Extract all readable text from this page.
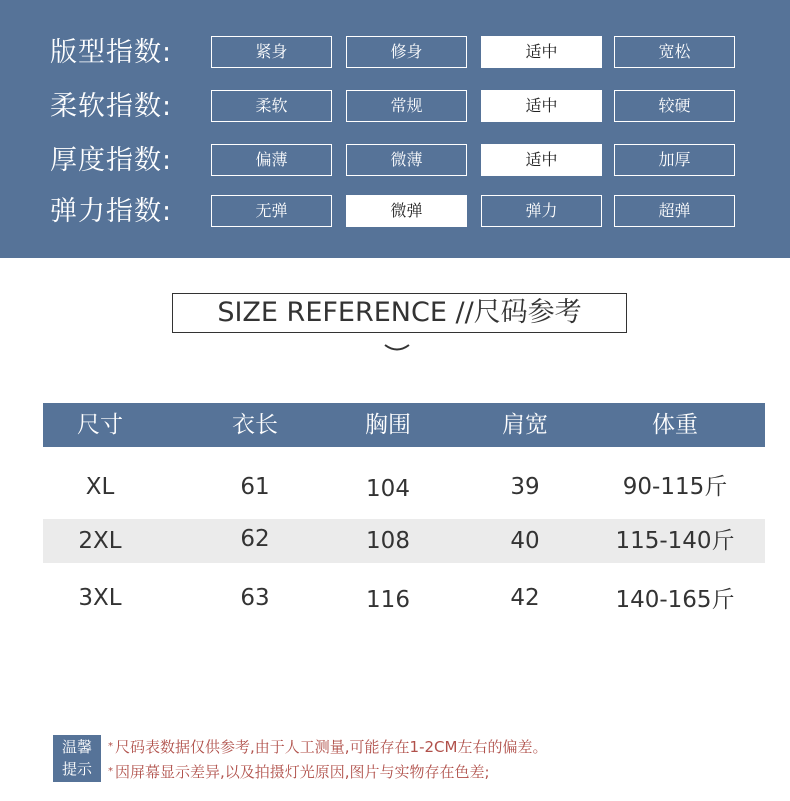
版型指数:	紧身	修身	适中	宽松
柔软指数:	柔软	常规	适中	较硬
厚度指数:	偏薄	微薄	适中	加厚
弹力指数:	无弹	微弹	弹力	超弹
SIZE REFERENCE //尺码参考
尺寸	衣长	胸围	肩宽	体重
XL	61	104	39	90-115斤
2XL	62	108	40	115-140斤
3XL	63	116	42	140-165斤
温馨
提示
* 尺码表数据仅供参考,由于人工测量,可能存在1-2CM左右的偏差。
* 因屏幕显示差异,以及拍摄灯光原因,图片与实物存在色差;
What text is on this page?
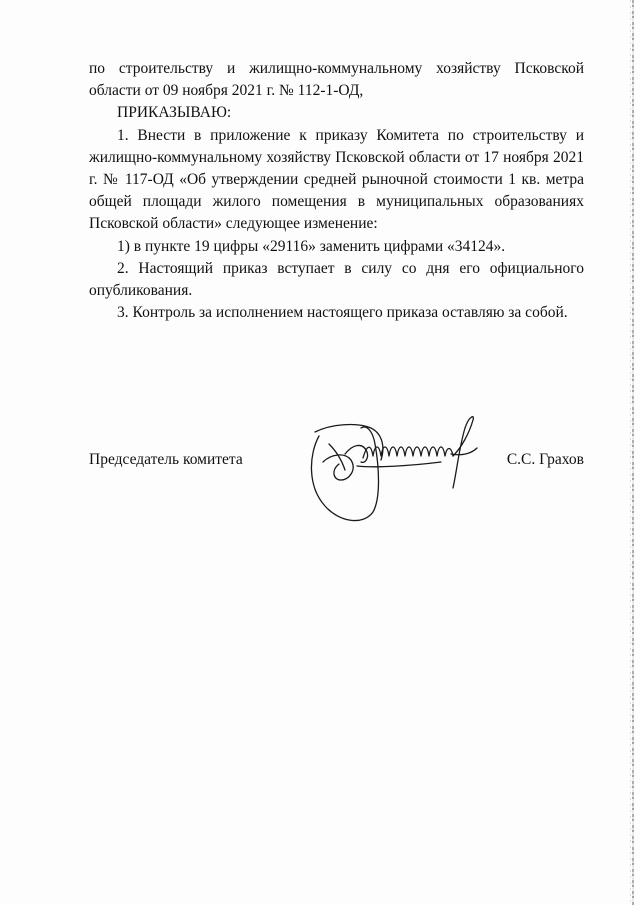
по строительству и жилищно-коммунальному хозяйству Псковской области от 09 ноября 2021 г. № 112-1-ОД,

ПРИКАЗЫВАЮ:

1. Внести в приложение к приказу Комитета по строительству и жилищно-коммунальному хозяйству Псковской области от 17 ноября 2021 г. № 117-ОД «Об утверждении средней рыночной стоимости 1 кв. метра общей площади жилого помещения в муниципальных образованиях Псковской области» следующее изменение:

1) в пункте 19 цифры «29116» заменить цифрами «34124».

2. Настоящий приказ вступает в силу со дня его официального опубликования.

3. Контроль за исполнением настоящего приказа оставляю за собой.

Председатель комитета	С.С. Грахов
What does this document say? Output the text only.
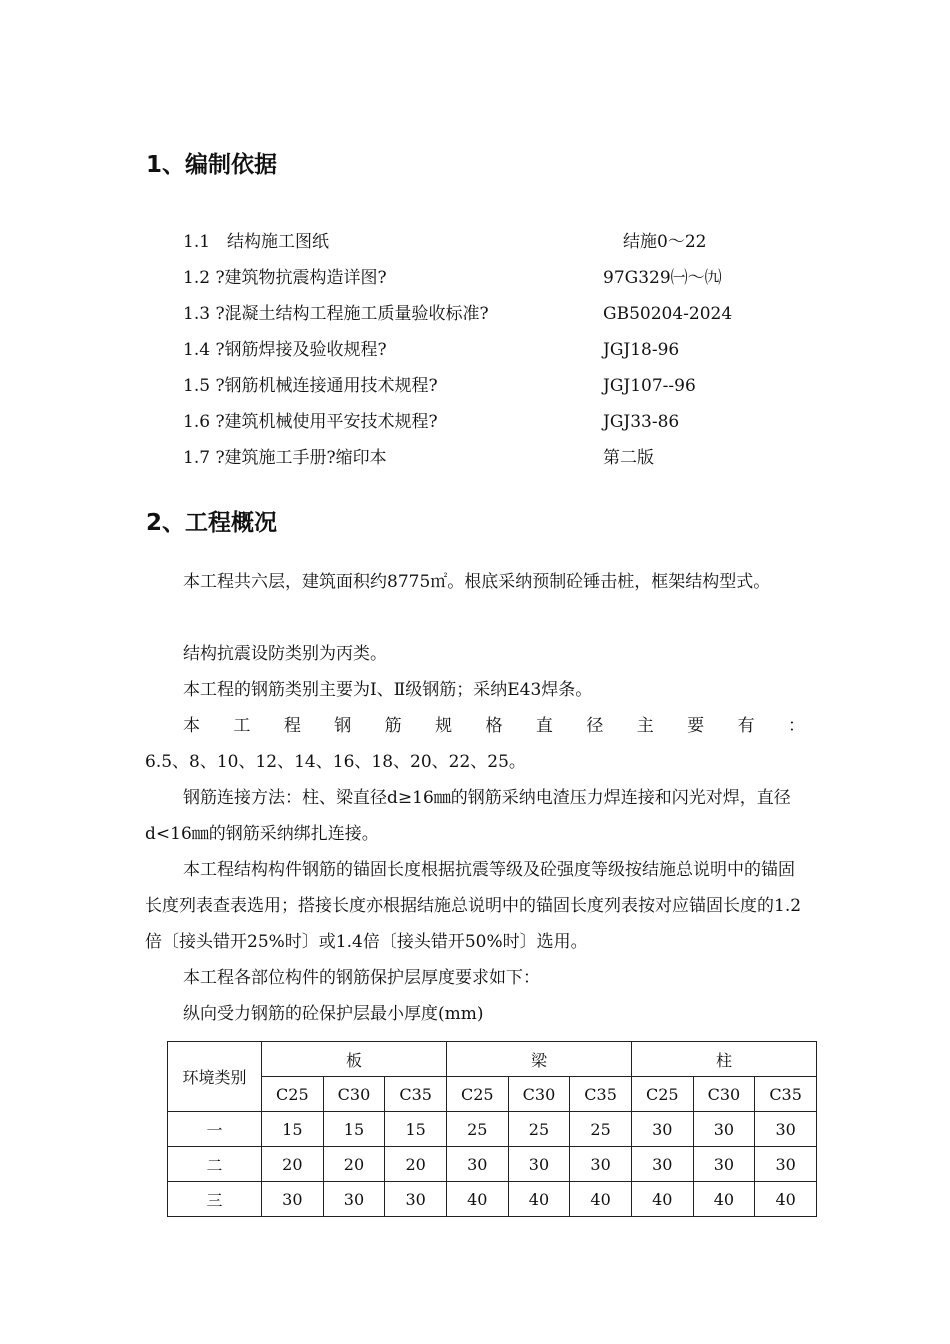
1、编制依据
1.1　结构施工图纸	结施0～22
1.2 ?建筑物抗震构造详图?	97G329㈠～㈨
1.3 ?混凝土结构工程施工质量验收标准?	GB50204-2024
1.4 ?钢筋焊接及验收规程?	JGJ18-96
1.5 ?钢筋机械连接通用技术规程?	JGJ107--96
1.6 ?建筑机械使用平安技术规程?	JGJ33-86
1.7 ?建筑施工手册?缩印本	第二版
2、工程概况

本工程共六层，建筑面积约8775㎡。根底采纳预制砼锤击桩，框架结构型式。

结构抗震设防类别为丙类。

本工程的钢筋类别主要为Ⅰ、Ⅱ级钢筋；采纳E43焊条。

本工程钢筋规格直径主要有：

6.5、8、10、12、14、16、18、20、22、25。

钢筋连接方法：柱、梁直径d≥16㎜的钢筋采纳电渣压力焊连接和闪光对焊，直径d<16㎜的钢筋采纳绑扎连接。

本工程结构构件钢筋的锚固长度根据抗震等级及砼强度等级按结施总说明中的锚固长度列表查表选用；搭接长度亦根据结施总说明中的锚固长度列表按对应锚固长度的1.2倍〔接头错开25%时〕或1.4倍〔接头错开50%时〕选用。

本工程各部位构件的钢筋保护层厚度要求如下：

纵向受力钢筋的砼保护层最小厚度(mm)

环境类别	板			梁			柱		
	C25	C30	C35	C25	C30	C35	C25	C30	C35
一	15	15	15	25	25	25	30	30	30
二	20	20	20	30	30	30	30	30	30
三	30	30	30	40	40	40	40	40	40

__________

Stated goal
Show all lines in the entries above where the word "page" appears.

Full solution
Extract all readable text from this page.
What text is on this page?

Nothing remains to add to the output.